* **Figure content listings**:
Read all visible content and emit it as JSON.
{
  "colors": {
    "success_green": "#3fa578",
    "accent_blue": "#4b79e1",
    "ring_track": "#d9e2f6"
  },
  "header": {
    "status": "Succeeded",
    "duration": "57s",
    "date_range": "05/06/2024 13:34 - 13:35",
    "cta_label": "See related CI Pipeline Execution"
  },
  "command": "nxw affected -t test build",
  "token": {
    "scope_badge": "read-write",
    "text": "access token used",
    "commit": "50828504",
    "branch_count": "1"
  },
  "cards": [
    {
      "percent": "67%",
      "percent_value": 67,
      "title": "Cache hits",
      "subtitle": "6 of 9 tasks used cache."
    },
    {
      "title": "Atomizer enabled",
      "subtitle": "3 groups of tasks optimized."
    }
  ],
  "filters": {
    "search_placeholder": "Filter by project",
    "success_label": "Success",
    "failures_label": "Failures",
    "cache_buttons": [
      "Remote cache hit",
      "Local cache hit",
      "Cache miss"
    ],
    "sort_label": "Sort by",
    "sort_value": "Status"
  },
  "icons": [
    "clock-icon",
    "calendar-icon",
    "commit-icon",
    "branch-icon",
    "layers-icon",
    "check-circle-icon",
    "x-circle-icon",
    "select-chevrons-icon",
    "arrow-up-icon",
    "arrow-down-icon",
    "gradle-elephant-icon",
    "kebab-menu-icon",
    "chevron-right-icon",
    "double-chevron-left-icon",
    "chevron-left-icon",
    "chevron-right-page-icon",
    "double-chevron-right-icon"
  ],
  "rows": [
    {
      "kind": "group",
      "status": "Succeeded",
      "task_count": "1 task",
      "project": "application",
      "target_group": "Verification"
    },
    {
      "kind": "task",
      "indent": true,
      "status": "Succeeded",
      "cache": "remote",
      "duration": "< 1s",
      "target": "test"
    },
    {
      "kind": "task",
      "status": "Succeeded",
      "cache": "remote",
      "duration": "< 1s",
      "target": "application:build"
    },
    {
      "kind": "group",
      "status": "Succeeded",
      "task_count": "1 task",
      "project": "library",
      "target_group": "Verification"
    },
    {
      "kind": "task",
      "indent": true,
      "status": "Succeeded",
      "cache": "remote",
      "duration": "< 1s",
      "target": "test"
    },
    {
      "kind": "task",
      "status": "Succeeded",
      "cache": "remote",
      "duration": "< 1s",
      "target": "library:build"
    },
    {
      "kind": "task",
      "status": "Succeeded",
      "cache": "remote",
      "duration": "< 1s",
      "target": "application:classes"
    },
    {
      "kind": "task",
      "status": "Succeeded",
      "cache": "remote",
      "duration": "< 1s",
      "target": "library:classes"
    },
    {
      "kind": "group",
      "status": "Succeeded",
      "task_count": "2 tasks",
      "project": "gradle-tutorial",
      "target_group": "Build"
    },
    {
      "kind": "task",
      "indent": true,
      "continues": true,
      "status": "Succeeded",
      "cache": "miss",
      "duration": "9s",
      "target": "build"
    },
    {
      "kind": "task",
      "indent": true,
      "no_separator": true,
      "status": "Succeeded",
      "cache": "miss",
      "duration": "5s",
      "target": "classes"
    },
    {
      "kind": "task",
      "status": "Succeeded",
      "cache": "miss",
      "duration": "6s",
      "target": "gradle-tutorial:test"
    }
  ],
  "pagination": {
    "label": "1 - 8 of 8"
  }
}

* **PROBLEM DETAILS**: Repeat every entry exactly, please.

* **EXERCISE OUTPUT**:
Read all visible content and emit it as JSON.
{
  "colors": {
    "success_green": "#3fa578",
    "accent_blue": "#4b79e1",
    "ring_track": "#d9e2f6"
  },
  "header": {
    "status": "Succeeded",
    "duration": "57s",
    "date_range": "05/06/2024 13:34 - 13:35",
    "cta_label": "See related CI Pipeline Execution"
  },
  "command": "nxw affected -t test build",
  "token": {
    "scope_badge": "read-write",
    "text": "access token used",
    "commit": "50828504",
    "branch_count": "1"
  },
  "cards": [
    {
      "percent": "67%",
      "percent_value": 67,
      "title": "Cache hits",
      "subtitle": "6 of 9 tasks used cache."
    },
    {
      "title": "Atomizer enabled",
      "subtitle": "3 groups of tasks optimized."
    }
  ],
  "filters": {
    "search_placeholder": "Filter by project",
    "success_label": "Success",
    "failures_label": "Failures",
    "cache_buttons": [
      "Remote cache hit",
      "Local cache hit",
      "Cache miss"
    ],
    "sort_label": "Sort by",
    "sort_value": "Status"
  },
  "icons": [
    "clock-icon",
    "calendar-icon",
    "commit-icon",
    "branch-icon",
    "layers-icon",
    "check-circle-icon",
    "x-circle-icon",
    "select-chevrons-icon",
    "arrow-up-icon",
    "arrow-down-icon",
    "gradle-elephant-icon",
    "kebab-menu-icon",
    "chevron-right-icon",
    "double-chevron-left-icon",
    "chevron-left-icon",
    "chevron-right-page-icon",
    "double-chevron-right-icon"
  ],
  "rows": [
    {
      "kind": "group",
      "status": "Succeeded",
      "task_count": "1 task",
      "project": "application",
      "target_group": "Verification"
    },
    {
      "kind": "task",
      "indent": true,
      "status": "Succeeded",
      "cache": "remote",
      "duration": "< 1s",
      "target": "test"
    },
    {
      "kind": "task",
      "status": "Succeeded",
      "cache": "remote",
      "duration": "< 1s",
      "target": "application:build"
    },
    {
      "kind": "group",
      "status": "Succeeded",
      "task_count": "1 task",
      "project": "library",
      "target_group": "Verification"
    },
    {
      "kind": "task",
      "indent": true,
      "status": "Succeeded",
      "cache": "remote",
      "duration": "< 1s",
      "target": "test"
    },
    {
      "kind": "task",
      "status": "Succeeded",
      "cache": "remote",
      "duration": "< 1s",
      "target": "library:build"
    },
    {
      "kind": "task",
      "status": "Succeeded",
      "cache": "remote",
      "duration": "< 1s",
      "target": "application:classes"
    },
    {
      "kind": "task",
      "status": "Succeeded",
      "cache": "remote",
      "duration": "< 1s",
      "target": "library:classes"
    },
    {
      "kind": "group",
      "status": "Succeeded",
      "task_count": "2 tasks",
      "project": "gradle-tutorial",
      "target_group": "Build"
    },
    {
      "kind": "task",
      "indent": true,
      "continues": true,
      "status": "Succeeded",
      "cache": "miss",
      "duration": "9s",
      "target": "build"
    },
    {
      "kind": "task",
      "indent": true,
      "no_separator": true,
      "status": "Succeeded",
      "cache": "miss",
      "duration": "5s",
      "target": "classes"
    },
    {
      "kind": "task",
      "status": "Succeeded",
      "cache": "miss",
      "duration": "6s",
      "target": "gradle-tutorial:test"
    }
  ],
  "pagination": {
    "label": "1 - 8 of 8"
  }
}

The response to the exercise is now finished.